» **THE TASK**
Locate every line in the records below that holds the word "results" and return each one.

[Rows from a dataset]
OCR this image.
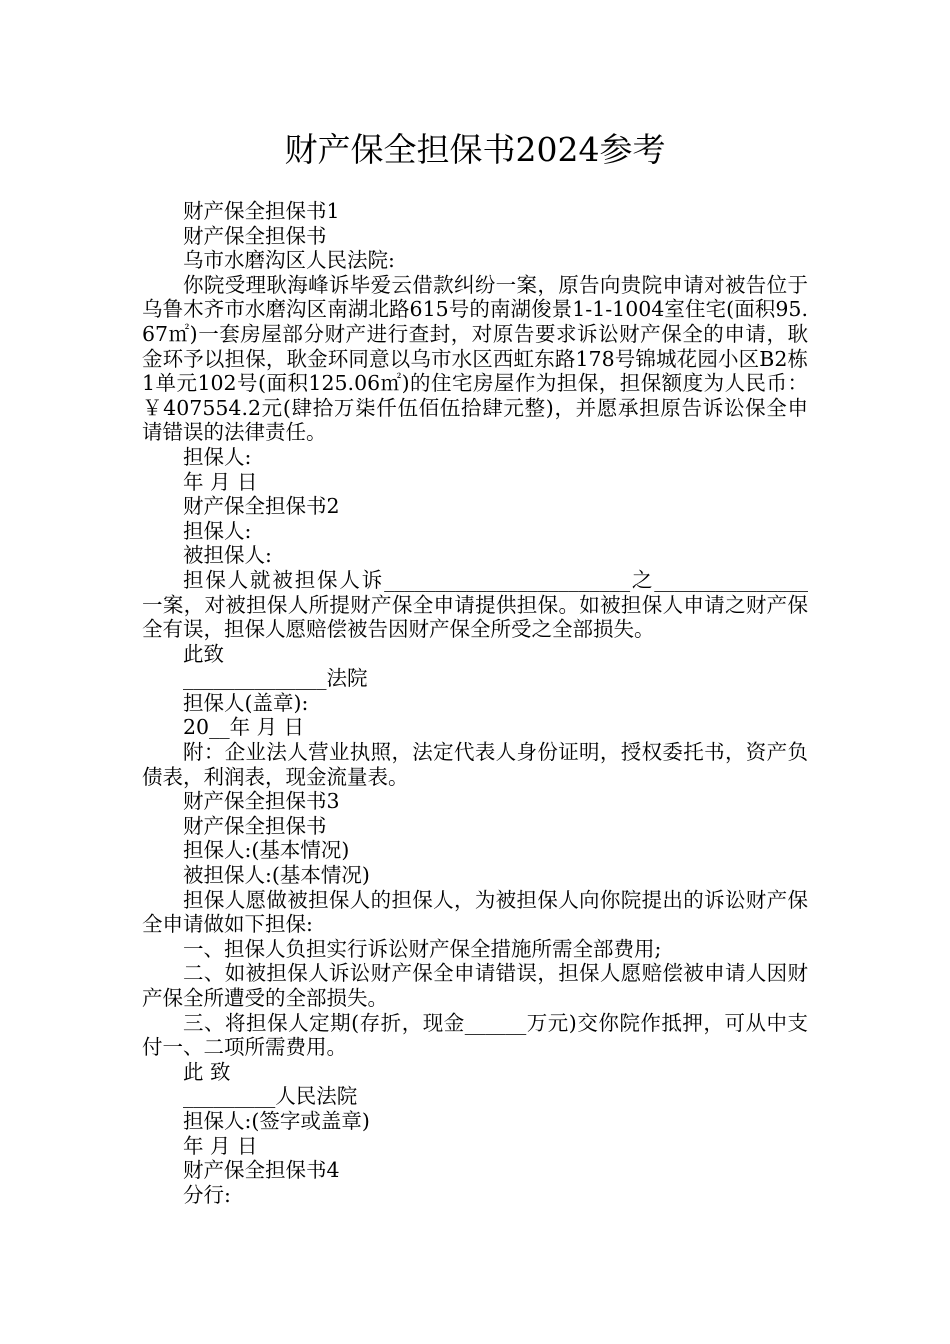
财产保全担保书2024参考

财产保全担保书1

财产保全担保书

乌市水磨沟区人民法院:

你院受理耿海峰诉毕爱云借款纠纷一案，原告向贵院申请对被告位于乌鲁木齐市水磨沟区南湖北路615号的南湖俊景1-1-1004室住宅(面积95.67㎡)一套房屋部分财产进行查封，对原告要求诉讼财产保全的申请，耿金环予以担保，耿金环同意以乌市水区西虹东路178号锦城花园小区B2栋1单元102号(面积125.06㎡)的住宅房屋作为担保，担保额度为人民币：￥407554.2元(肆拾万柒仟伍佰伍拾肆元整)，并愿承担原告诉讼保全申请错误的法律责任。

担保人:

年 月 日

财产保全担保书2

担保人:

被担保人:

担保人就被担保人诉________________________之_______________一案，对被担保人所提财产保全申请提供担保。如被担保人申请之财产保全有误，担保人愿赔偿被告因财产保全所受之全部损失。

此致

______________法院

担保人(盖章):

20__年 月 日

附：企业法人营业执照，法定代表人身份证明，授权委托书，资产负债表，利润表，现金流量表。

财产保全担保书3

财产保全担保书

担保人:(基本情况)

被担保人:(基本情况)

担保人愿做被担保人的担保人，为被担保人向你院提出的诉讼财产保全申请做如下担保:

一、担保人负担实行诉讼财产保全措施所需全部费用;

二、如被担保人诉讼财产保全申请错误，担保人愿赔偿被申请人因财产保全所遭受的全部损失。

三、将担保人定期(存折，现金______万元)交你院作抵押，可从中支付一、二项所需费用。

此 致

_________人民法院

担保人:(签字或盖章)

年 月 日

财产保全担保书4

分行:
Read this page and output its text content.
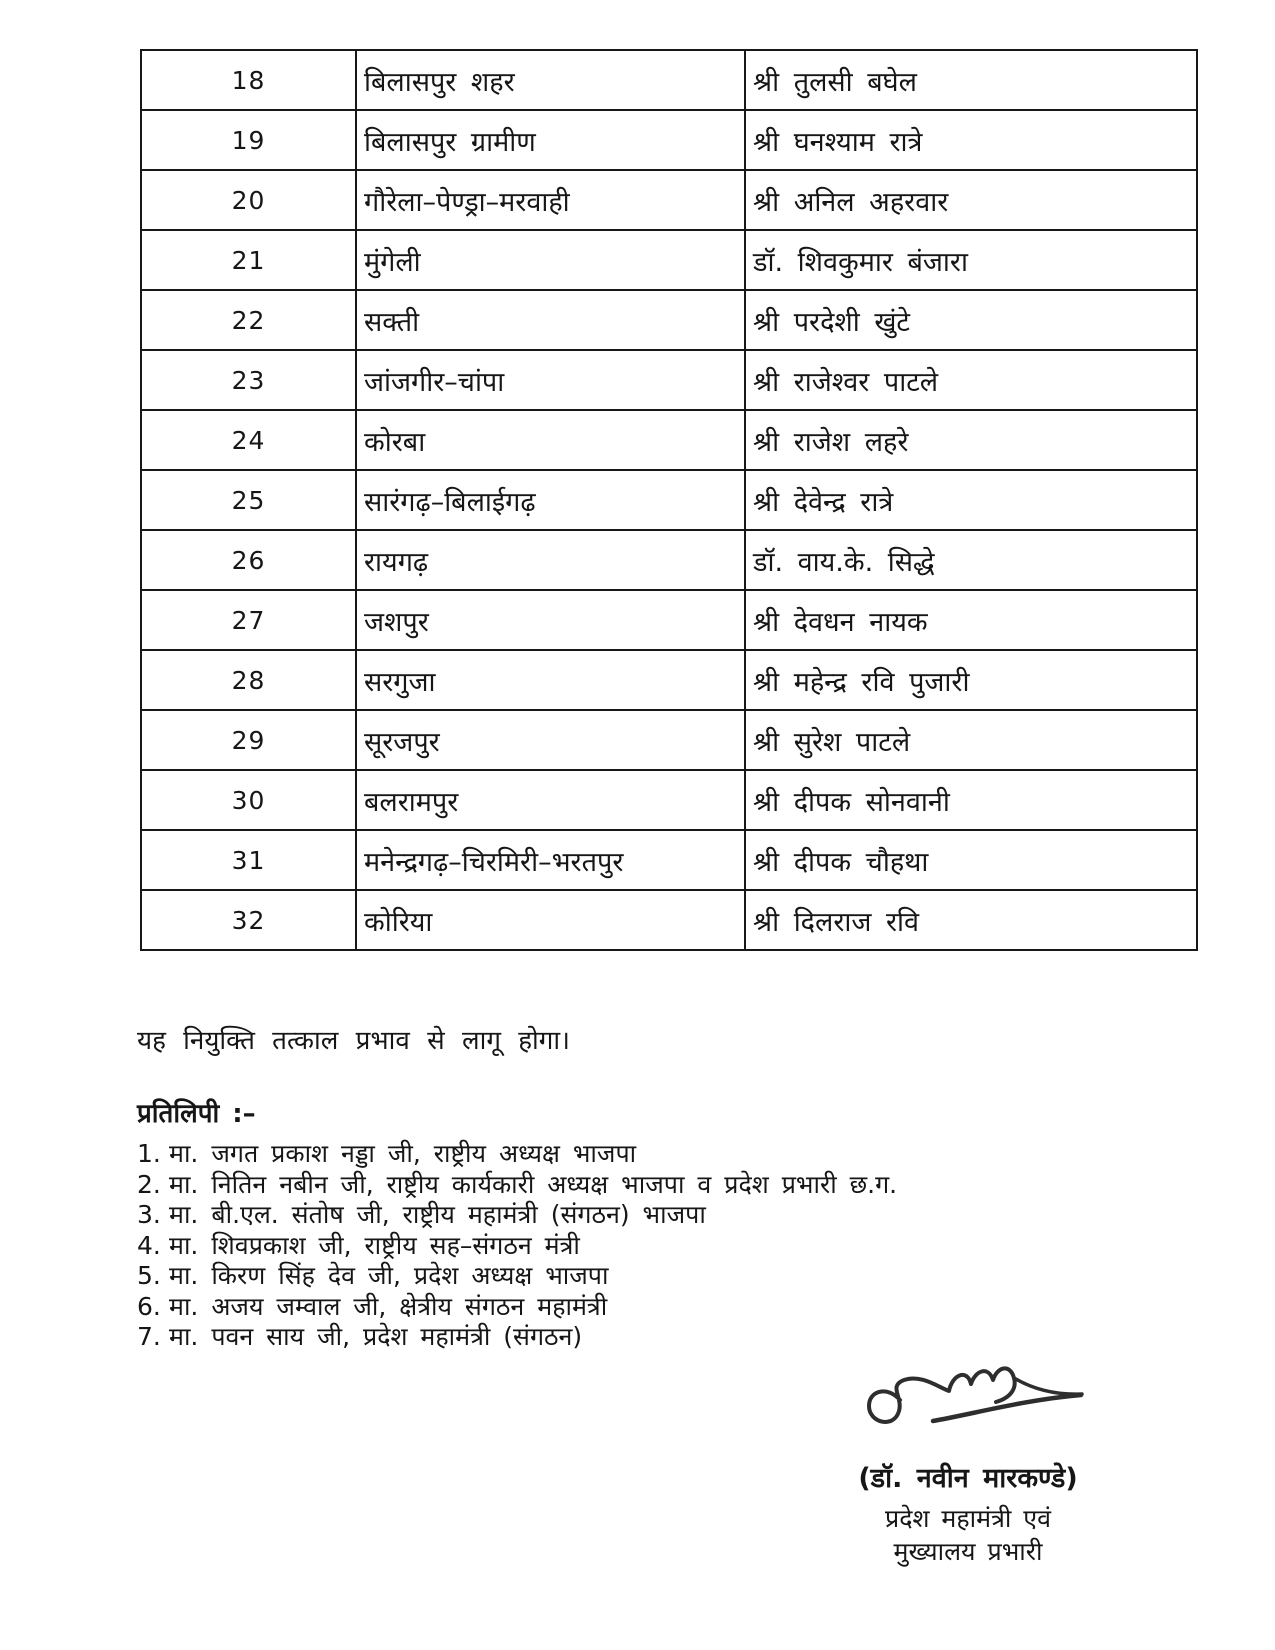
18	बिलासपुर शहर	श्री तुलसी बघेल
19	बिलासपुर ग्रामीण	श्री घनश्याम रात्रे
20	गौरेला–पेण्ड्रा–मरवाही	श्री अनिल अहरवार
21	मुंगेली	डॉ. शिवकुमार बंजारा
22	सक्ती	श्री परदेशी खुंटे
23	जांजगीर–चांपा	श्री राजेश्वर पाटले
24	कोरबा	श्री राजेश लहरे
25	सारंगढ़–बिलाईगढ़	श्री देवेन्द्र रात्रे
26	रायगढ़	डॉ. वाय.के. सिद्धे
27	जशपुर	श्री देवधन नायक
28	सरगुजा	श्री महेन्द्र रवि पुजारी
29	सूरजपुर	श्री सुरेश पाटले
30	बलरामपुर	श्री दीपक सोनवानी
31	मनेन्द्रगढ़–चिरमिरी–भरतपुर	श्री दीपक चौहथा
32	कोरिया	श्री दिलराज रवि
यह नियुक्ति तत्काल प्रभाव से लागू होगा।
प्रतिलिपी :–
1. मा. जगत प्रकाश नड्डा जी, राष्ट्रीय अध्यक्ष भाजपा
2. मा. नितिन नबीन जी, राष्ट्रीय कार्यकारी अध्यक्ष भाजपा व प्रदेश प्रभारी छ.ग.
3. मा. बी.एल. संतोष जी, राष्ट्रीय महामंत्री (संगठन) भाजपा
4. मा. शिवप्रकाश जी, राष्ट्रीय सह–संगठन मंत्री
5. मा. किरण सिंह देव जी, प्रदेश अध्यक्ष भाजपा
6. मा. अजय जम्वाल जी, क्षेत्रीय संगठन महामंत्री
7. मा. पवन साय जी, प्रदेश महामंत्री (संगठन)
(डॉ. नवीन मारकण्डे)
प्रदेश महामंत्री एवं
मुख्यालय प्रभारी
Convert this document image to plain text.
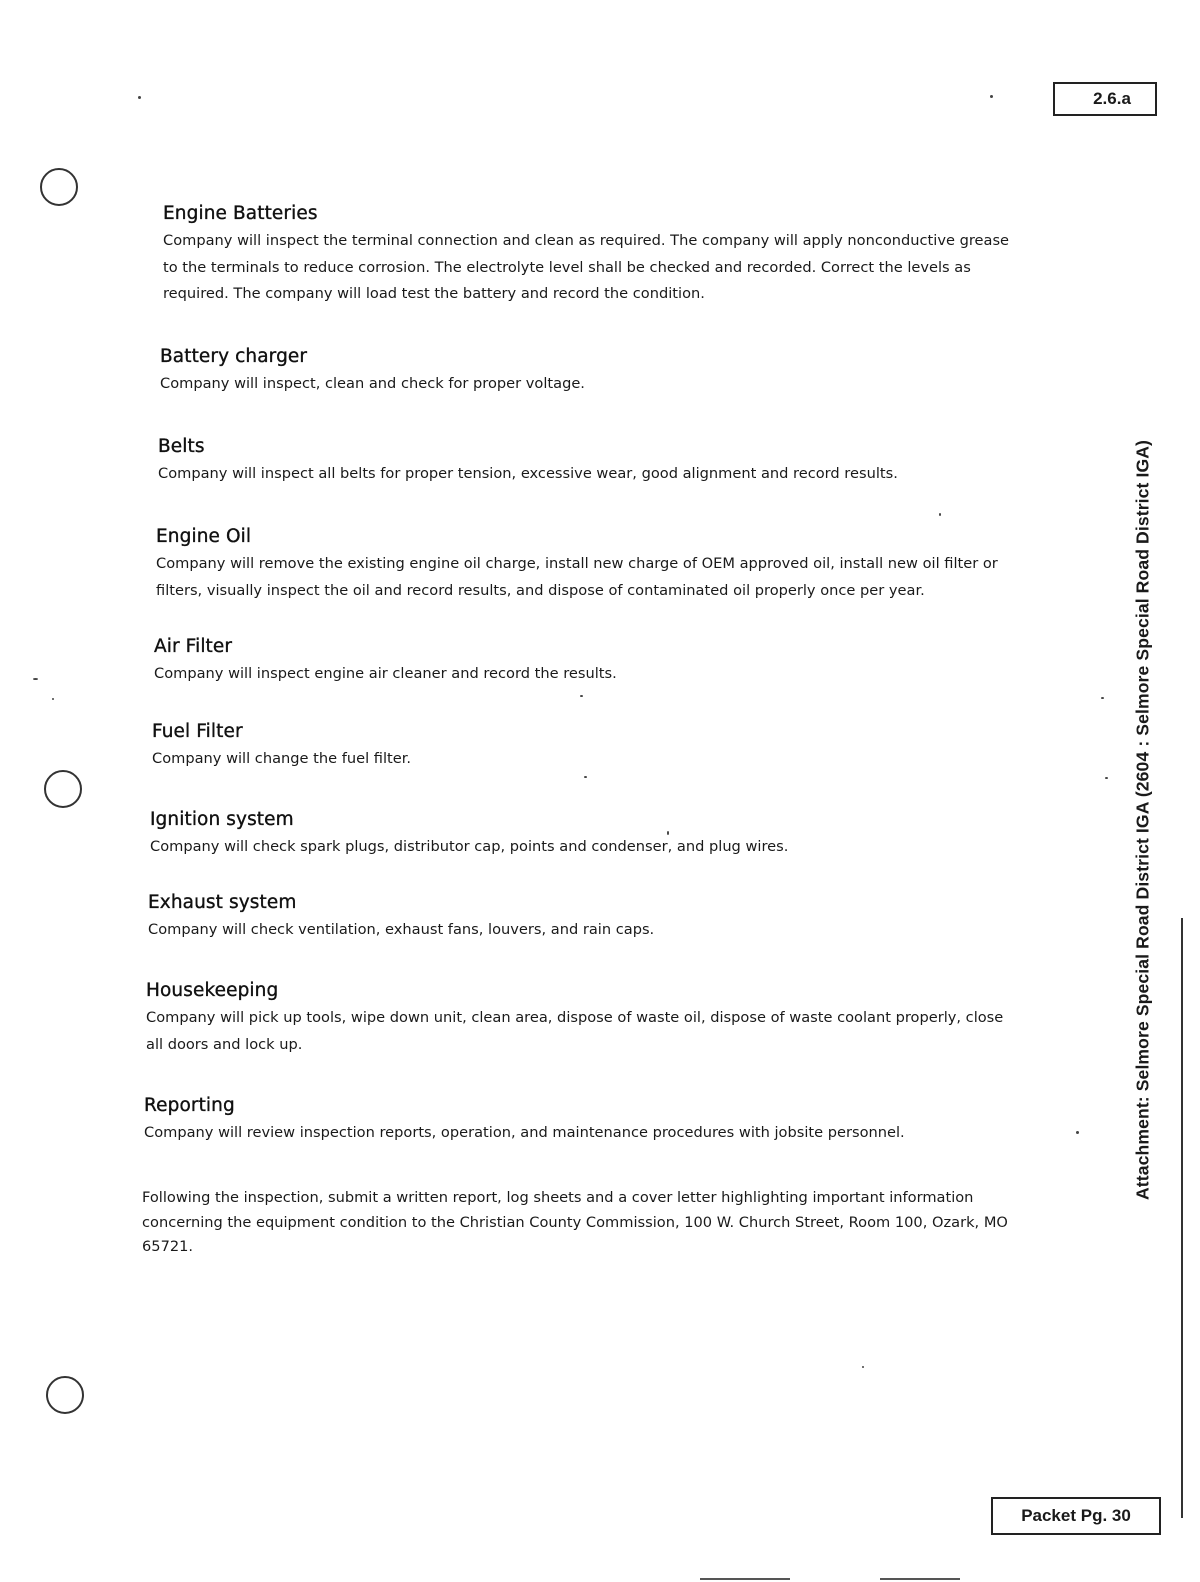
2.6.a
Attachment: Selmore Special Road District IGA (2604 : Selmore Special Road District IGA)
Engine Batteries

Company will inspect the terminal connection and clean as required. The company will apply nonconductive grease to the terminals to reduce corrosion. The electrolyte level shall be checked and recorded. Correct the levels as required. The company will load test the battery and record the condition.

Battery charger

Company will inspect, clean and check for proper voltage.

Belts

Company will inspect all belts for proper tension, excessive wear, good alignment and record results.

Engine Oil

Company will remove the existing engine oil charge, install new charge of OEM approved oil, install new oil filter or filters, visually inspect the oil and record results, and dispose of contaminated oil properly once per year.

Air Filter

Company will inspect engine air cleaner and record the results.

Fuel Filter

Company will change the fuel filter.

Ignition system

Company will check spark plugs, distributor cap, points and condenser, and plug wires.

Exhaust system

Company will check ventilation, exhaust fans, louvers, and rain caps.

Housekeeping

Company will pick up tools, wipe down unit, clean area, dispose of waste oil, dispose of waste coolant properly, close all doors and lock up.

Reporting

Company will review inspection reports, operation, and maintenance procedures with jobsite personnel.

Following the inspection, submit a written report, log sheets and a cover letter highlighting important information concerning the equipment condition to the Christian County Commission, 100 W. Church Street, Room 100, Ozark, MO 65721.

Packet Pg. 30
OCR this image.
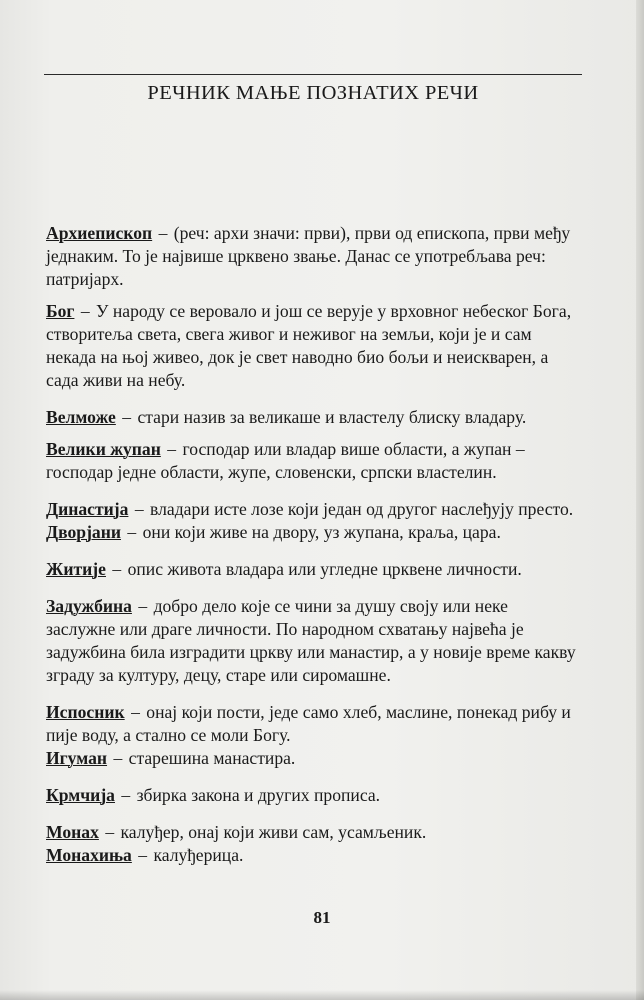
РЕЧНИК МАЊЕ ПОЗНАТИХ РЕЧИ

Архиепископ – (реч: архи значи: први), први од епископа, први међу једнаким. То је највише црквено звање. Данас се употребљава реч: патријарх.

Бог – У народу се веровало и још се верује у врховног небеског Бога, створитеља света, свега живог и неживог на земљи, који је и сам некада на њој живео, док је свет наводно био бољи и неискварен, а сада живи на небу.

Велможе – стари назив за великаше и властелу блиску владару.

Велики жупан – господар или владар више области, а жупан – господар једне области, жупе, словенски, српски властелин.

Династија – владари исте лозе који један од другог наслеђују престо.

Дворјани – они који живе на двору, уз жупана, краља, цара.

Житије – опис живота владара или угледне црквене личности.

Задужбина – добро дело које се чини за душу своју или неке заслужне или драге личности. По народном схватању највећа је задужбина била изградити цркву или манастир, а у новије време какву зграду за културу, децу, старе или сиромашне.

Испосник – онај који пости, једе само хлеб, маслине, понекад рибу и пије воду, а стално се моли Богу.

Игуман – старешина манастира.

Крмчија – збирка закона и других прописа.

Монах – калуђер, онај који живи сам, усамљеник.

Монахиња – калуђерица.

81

» **RESULT OF THIS EXERCISE**
Company will inspect all belts for proper tension, excessive wear, good alignment and record results.
Company will remove the existing engine oil charge, install new charge of OEM approved oil, install new oil filter or filters, visually inspect the oil and record results, and dispose of contaminated oil properly once per year.
Company will inspect engine air cleaner and record the results.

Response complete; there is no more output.